▸ Entries from a visual dataset
>> start
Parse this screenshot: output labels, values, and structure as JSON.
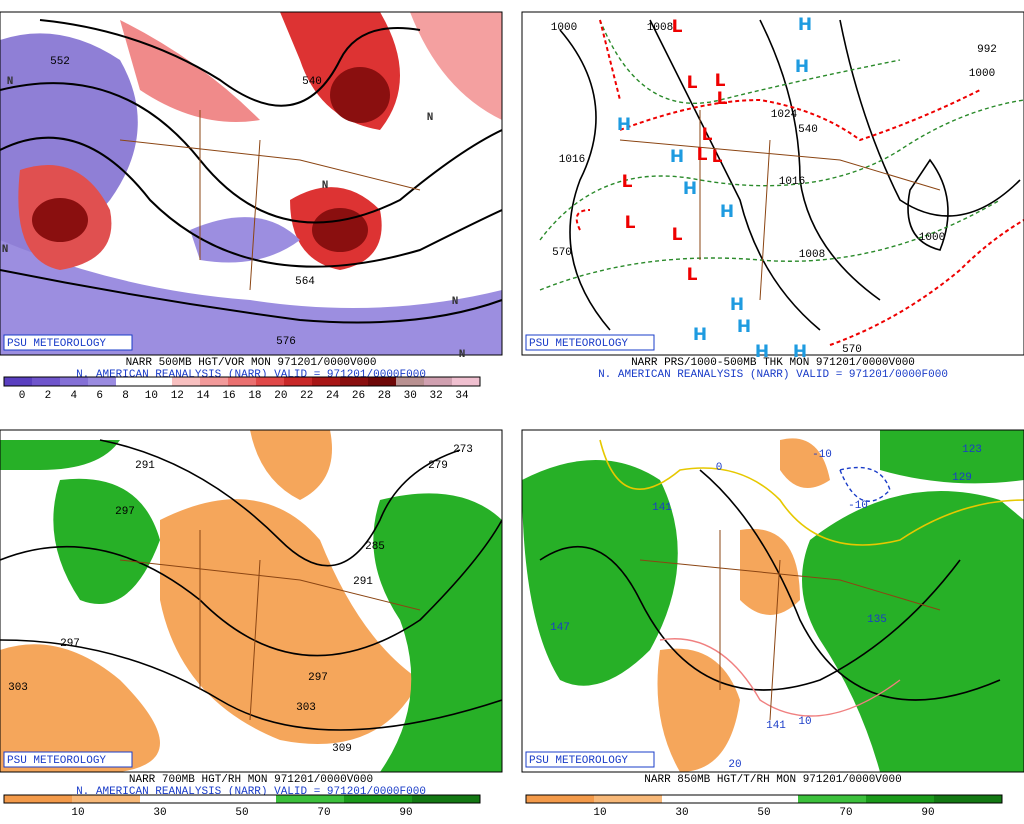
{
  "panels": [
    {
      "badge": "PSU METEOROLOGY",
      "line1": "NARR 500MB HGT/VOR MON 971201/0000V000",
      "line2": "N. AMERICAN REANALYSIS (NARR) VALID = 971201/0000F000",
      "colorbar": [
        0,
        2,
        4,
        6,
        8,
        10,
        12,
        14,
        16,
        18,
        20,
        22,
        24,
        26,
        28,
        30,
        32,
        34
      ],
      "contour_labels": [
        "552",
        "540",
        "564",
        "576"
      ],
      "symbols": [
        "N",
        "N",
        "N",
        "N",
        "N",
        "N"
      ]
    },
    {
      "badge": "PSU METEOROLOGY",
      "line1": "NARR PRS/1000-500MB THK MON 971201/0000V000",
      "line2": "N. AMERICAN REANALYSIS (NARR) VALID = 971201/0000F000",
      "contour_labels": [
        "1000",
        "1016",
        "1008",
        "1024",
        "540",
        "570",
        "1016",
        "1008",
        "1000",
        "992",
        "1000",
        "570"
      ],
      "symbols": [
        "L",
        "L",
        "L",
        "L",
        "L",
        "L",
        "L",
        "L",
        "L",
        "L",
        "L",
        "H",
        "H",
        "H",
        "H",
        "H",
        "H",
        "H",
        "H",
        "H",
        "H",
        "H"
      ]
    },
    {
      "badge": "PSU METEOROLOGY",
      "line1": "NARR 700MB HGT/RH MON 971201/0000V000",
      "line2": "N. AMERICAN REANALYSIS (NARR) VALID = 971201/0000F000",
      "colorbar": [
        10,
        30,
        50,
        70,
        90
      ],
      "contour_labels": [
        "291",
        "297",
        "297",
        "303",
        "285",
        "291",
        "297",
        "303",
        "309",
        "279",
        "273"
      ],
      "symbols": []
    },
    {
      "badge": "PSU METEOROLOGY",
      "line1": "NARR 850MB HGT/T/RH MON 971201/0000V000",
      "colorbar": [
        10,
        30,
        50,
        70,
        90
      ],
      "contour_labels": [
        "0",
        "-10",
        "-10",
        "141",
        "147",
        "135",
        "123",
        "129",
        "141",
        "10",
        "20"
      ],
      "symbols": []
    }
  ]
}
>> end
>> start
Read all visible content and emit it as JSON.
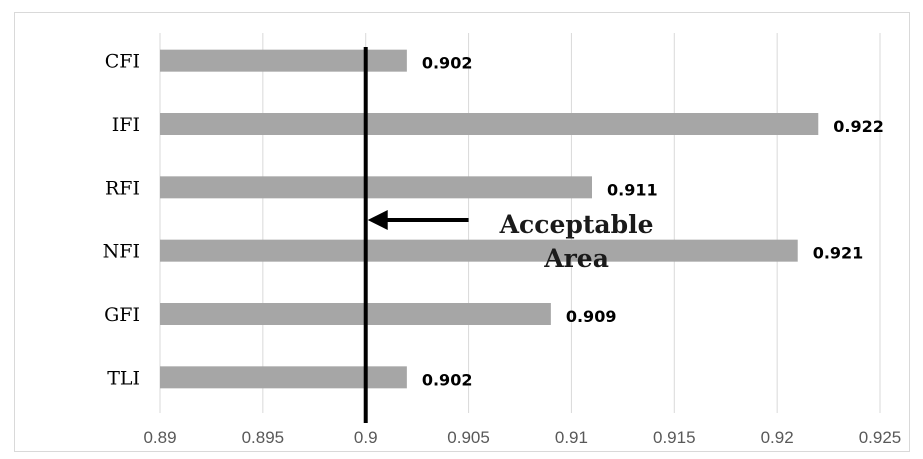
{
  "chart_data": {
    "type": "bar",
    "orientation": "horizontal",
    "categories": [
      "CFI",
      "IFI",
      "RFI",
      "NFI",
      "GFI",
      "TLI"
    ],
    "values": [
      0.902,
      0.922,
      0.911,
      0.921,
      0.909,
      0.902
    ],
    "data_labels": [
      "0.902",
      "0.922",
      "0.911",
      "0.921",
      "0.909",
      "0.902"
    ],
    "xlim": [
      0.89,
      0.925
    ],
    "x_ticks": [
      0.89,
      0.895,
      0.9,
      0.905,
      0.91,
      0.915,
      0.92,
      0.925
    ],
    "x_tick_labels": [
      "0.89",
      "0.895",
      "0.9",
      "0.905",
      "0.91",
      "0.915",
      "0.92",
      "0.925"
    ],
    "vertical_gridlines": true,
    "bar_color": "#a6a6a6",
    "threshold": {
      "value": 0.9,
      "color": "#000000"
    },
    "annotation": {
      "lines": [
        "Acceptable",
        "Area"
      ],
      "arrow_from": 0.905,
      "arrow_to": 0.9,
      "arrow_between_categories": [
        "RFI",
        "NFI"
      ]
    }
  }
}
>> end
▸ Exercise prompt
Above are the records. Identify each line that contains the word "JSON".

▸ Response to the task
Parse this screenshot: output labels, values, and structure as JSON.
Read all visible content and emit it as JSON.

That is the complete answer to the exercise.